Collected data
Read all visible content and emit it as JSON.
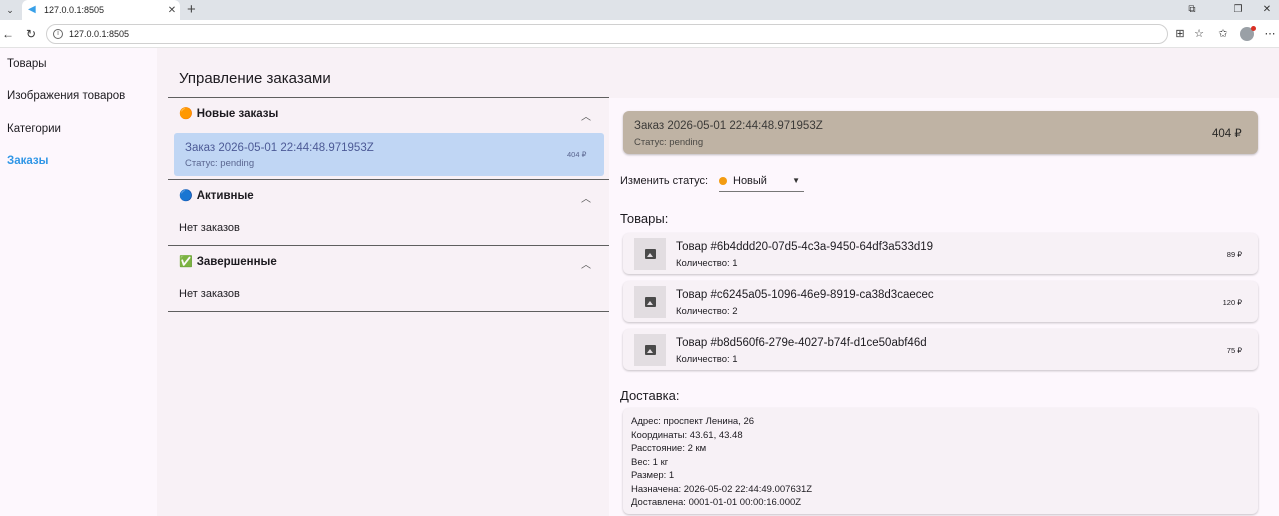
{
  "browser": {
    "tab_title": "127.0.0.1:8505",
    "url": "127.0.0.1:8505"
  },
  "sidebar": {
    "items": [
      {
        "label": "Товары"
      },
      {
        "label": "Изображения товаров"
      },
      {
        "label": "Категории"
      },
      {
        "label": "Заказы"
      }
    ]
  },
  "page": {
    "title": "Управление заказами"
  },
  "sections": {
    "new": {
      "icon": "🟠",
      "label": "Новые заказы"
    },
    "active": {
      "icon": "🔵",
      "label": "Активные",
      "empty": "Нет заказов"
    },
    "done": {
      "icon": "✅",
      "label": "Завершенные",
      "empty": "Нет заказов"
    }
  },
  "new_order": {
    "title": "Заказ 2026-05-01 22:44:48.971953Z",
    "status": "Статус: pending",
    "price": "404 ₽"
  },
  "detail": {
    "title": "Заказ 2026-05-01 22:44:48.971953Z",
    "status": "Статус: pending",
    "price": "404 ₽",
    "change_status_label": "Изменить статус:",
    "status_value": "Новый",
    "status_color": "#f39c12",
    "items_heading": "Товары:",
    "items": [
      {
        "name": "Товар #6b4ddd20-07d5-4c3a-9450-64df3a533d19",
        "qty": "Количество: 1",
        "price": "89 ₽"
      },
      {
        "name": "Товар #c6245a05-1096-46e9-8919-ca38d3caecec",
        "qty": "Количество: 2",
        "price": "120 ₽"
      },
      {
        "name": "Товар #b8d560f6-279e-4027-b74f-d1ce50abf46d",
        "qty": "Количество: 1",
        "price": "75 ₽"
      }
    ],
    "delivery_heading": "Доставка:",
    "delivery": [
      "Адрес: проспект Ленина, 26",
      "Координаты: 43.61, 43.48",
      "Расстояние: 2 км",
      "Вес: 1 кг",
      "Размер: 1",
      "Назначена: 2026-05-02 22:44:49.007631Z",
      "Доставлена: 0001-01-01 00:00:16.000Z"
    ]
  }
}
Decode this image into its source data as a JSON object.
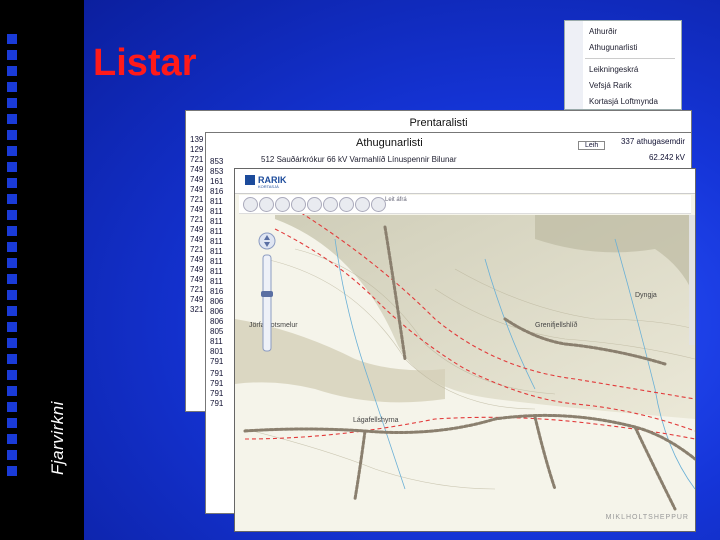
{
  "slide": {
    "title": "Listar",
    "side_label": "Fjarvirkni",
    "colors": {
      "title": "#ff1a1a",
      "background": "#1535d8",
      "left_bar": "#000000"
    }
  },
  "context_menu": {
    "items": [
      "Athurðir",
      "Athugunarlisti",
      "Leikningeskrá",
      "Vefsjá Rarik",
      "Kortasjá Loftmynda"
    ]
  },
  "print_list": {
    "title": "Prentaralisti",
    "codes": [
      "139",
      "129",
      "721",
      "749",
      "749",
      "749",
      "721",
      "749",
      "721",
      "749",
      "749",
      "721",
      "749",
      "749",
      "749",
      "721",
      "749",
      "321"
    ]
  },
  "watch_list": {
    "title": "Athugunarlisti",
    "header_button": "Leih",
    "count_label": "337 athugasemdir",
    "power_value": "62.242 kV",
    "first_row": "512 Sauðárkrókur  66 kV  Varmahlíð  Línuspennir Bilunar",
    "codes": [
      "853",
      "853",
      "161",
      "816",
      "811",
      "811",
      "811",
      "811",
      "811",
      "811",
      "811",
      "811",
      "811",
      "816",
      "806",
      "806",
      "806",
      "805",
      "811",
      "801",
      "791"
    ],
    "codes_lower": [
      "791",
      "791",
      "791",
      "791"
    ]
  },
  "map_window": {
    "logo_text": "RARIK",
    "logo_sub": "KORTASJÁ",
    "search_placeholder": "Leit áfrá",
    "labels": [
      "Jörfabrotsmelur",
      "Lágafellshyrna",
      "Grenifjellshlíð",
      "Dyngja"
    ],
    "credit": "MIKLHOLTSHEPPUR",
    "icons": [
      "zoom-in-icon",
      "zoom-out-icon",
      "hand-pan-icon",
      "globe-icon",
      "ruler-icon",
      "layers-icon",
      "print-icon",
      "home-icon",
      "search-icon"
    ],
    "colors": {
      "terrain": "#f5f4ea",
      "lines": "#e23a3a",
      "towers": "#8a7f6e"
    }
  }
}
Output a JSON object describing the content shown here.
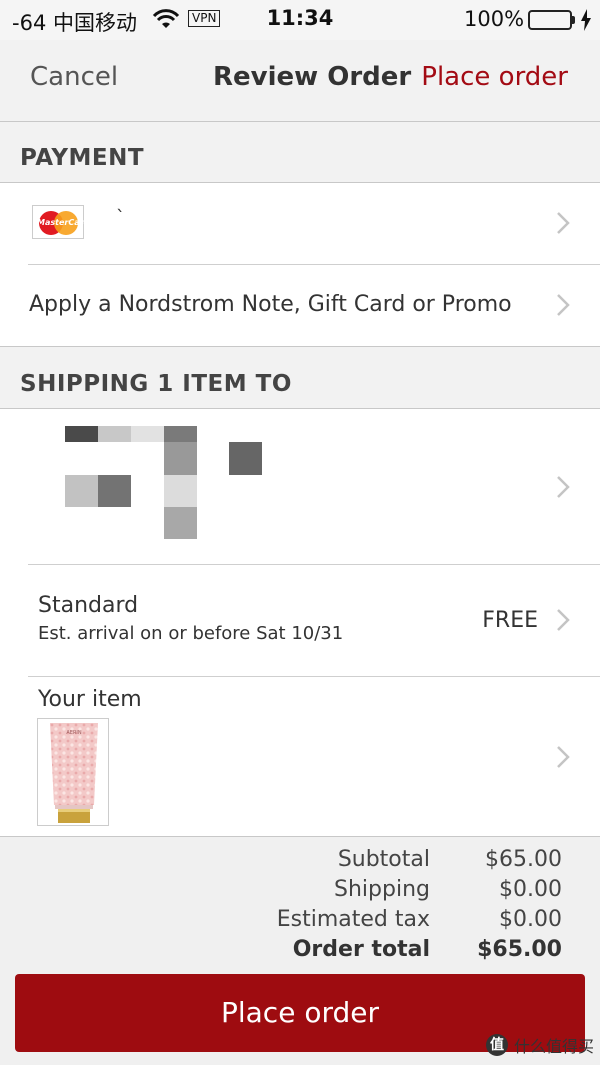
{
  "status_bar": {
    "carrier": "-64 中国移动",
    "vpn": "VPN",
    "time": "11:34",
    "battery_percent": "100%",
    "battery_level": 1.0,
    "battery_color": "#4cd964"
  },
  "nav": {
    "cancel": "Cancel",
    "title": "Review Order",
    "place_order": "Place order"
  },
  "payment": {
    "header": "PAYMENT",
    "card_brand": "MasterCard",
    "card_icon": "mastercard-icon",
    "card_number": "`",
    "promo_label": "Apply a Nordstrom Note, Gift Card or Promo"
  },
  "shipping": {
    "header": "SHIPPING 1 ITEM TO",
    "method_name": "Standard",
    "method_eta": "Est. arrival on or before Sat 10/31",
    "method_price": "FREE",
    "item_label": "Your item",
    "item_brand": "AERIN"
  },
  "totals": {
    "subtotal_label": "Subtotal",
    "subtotal_value": "$65.00",
    "shipping_label": "Shipping",
    "shipping_value": "$0.00",
    "tax_label": "Estimated tax",
    "tax_value": "$0.00",
    "order_total_label": "Order total",
    "order_total_value": "$65.00"
  },
  "place_order_button": "Place order",
  "watermark": {
    "logo_char": "值",
    "text": "什么值得买"
  },
  "colors": {
    "brand_red": "#9e0c10",
    "nav_red": "#a30b14"
  }
}
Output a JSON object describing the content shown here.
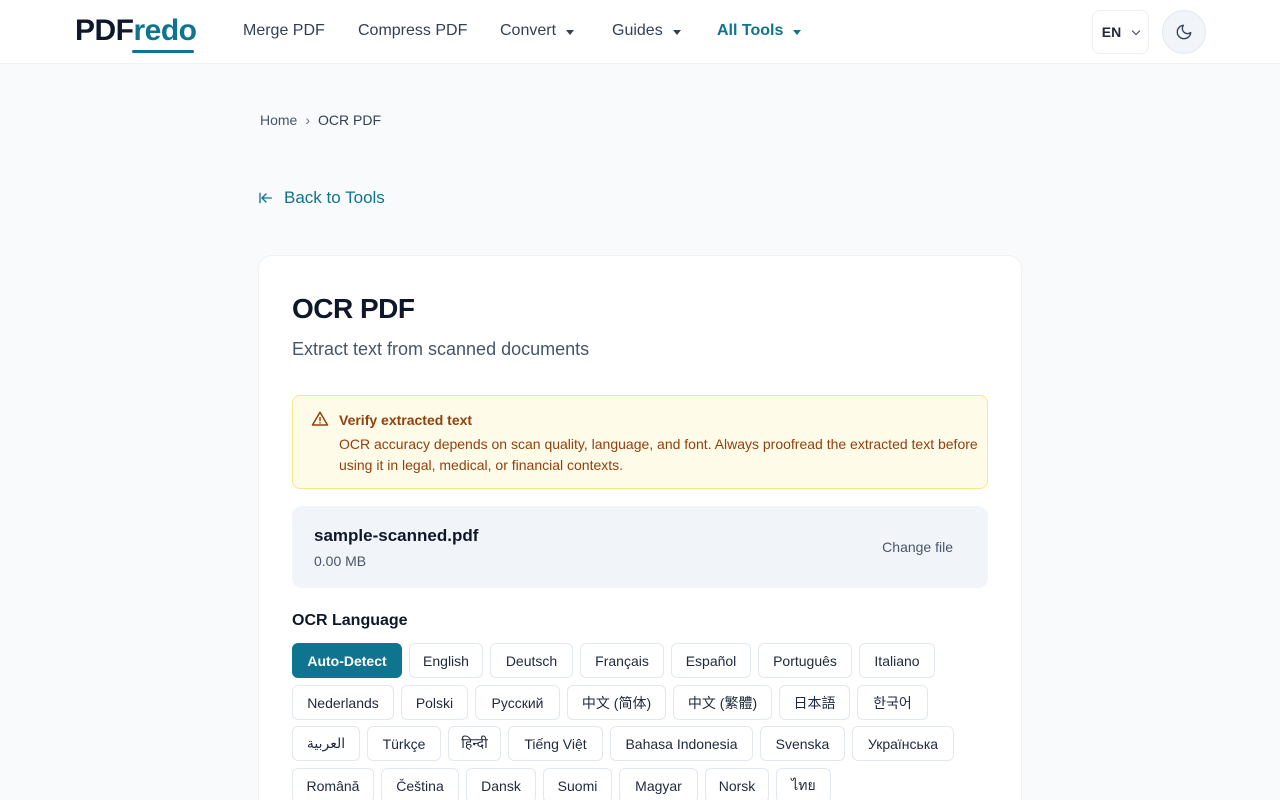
{
  "header": {
    "logo_part1": "PDF",
    "logo_part2": "redo",
    "nav": [
      {
        "label": "Merge PDF"
      },
      {
        "label": "Compress PDF"
      },
      {
        "label": "Convert"
      },
      {
        "label": "Guides"
      },
      {
        "label": "All Tools"
      }
    ],
    "language": "EN"
  },
  "breadcrumb": {
    "home": "Home",
    "separator": "›",
    "current": "OCR PDF"
  },
  "back_link": "Back to Tools",
  "tool": {
    "title": "OCR PDF",
    "subtitle": "Extract text from scanned documents"
  },
  "warning": {
    "title": "Verify extracted text",
    "text": "OCR accuracy depends on scan quality, language, and font. Always proofread the extracted text before using it in legal, medical, or financial contexts."
  },
  "file": {
    "name": "sample-scanned.pdf",
    "size": "0.00 MB",
    "change_label": "Change file"
  },
  "ocr_language": {
    "label": "OCR Language",
    "selected": "Auto-Detect",
    "options": [
      "Auto-Detect",
      "English",
      "Deutsch",
      "Français",
      "Español",
      "Português",
      "Italiano",
      "Nederlands",
      "Polski",
      "Русский",
      "中文 (简体)",
      "中文 (繁體)",
      "日本語",
      "한국어",
      "العربية",
      "Türkçe",
      "हिन्दी",
      "Tiếng Việt",
      "Bahasa Indonesia",
      "Svenska",
      "Українська",
      "Română",
      "Čeština",
      "Dansk",
      "Suomi",
      "Magyar",
      "Norsk",
      "ไทย"
    ]
  },
  "colors": {
    "brand": "#0e7490",
    "warning_bg": "#fefce8",
    "warning_text": "#92400e"
  }
}
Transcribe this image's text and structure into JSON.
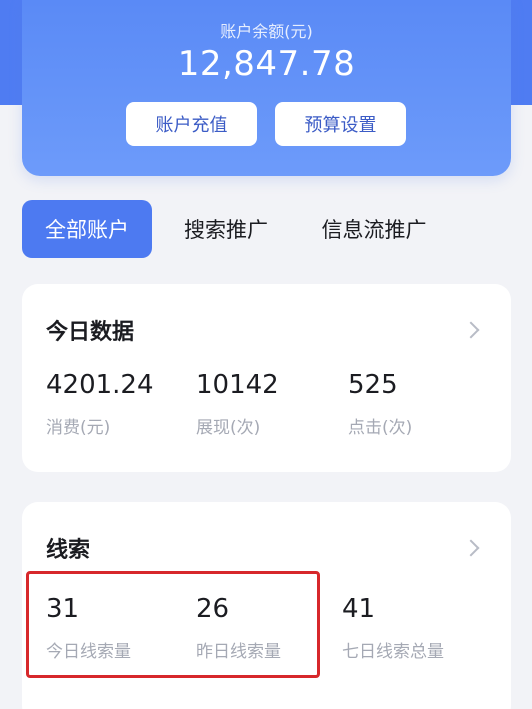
{
  "balance": {
    "label": "账户余额(元)",
    "value": "12,847.78",
    "recharge_label": "账户充值",
    "budget_label": "预算设置"
  },
  "tabs": [
    {
      "label": "全部账户",
      "active": true
    },
    {
      "label": "搜索推广",
      "active": false
    },
    {
      "label": "信息流推广",
      "active": false
    }
  ],
  "today": {
    "title": "今日数据",
    "metrics": [
      {
        "value": "4201.24",
        "label": "消费(元)"
      },
      {
        "value": "10142",
        "label": "展现(次)"
      },
      {
        "value": "525",
        "label": "点击(次)"
      }
    ]
  },
  "leads": {
    "title": "线索",
    "metrics": [
      {
        "value": "31",
        "label": "今日线索量"
      },
      {
        "value": "26",
        "label": "昨日线索量"
      },
      {
        "value": "41",
        "label": "七日线索总量"
      }
    ]
  },
  "colors": {
    "accent": "#4d7af1",
    "highlight": "#d7282b"
  }
}
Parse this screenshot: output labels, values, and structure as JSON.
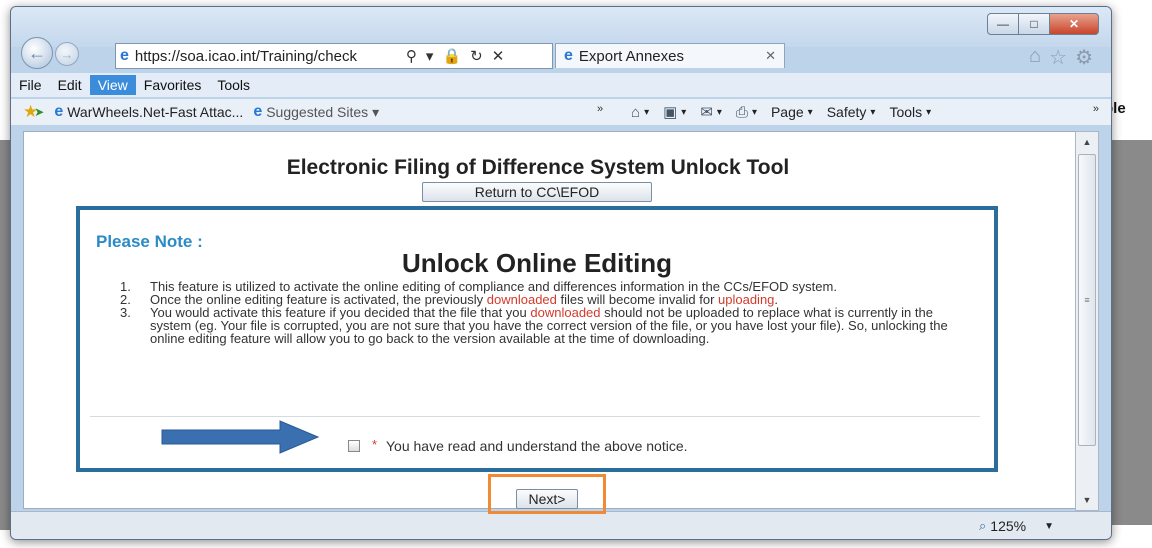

◆ What the task requires
Copy every line from the records above that contains the word "scanned".

◆ The solution
    "subtitle": "Extract text from scanned documents"
    "name": "sample-scanned.pdf",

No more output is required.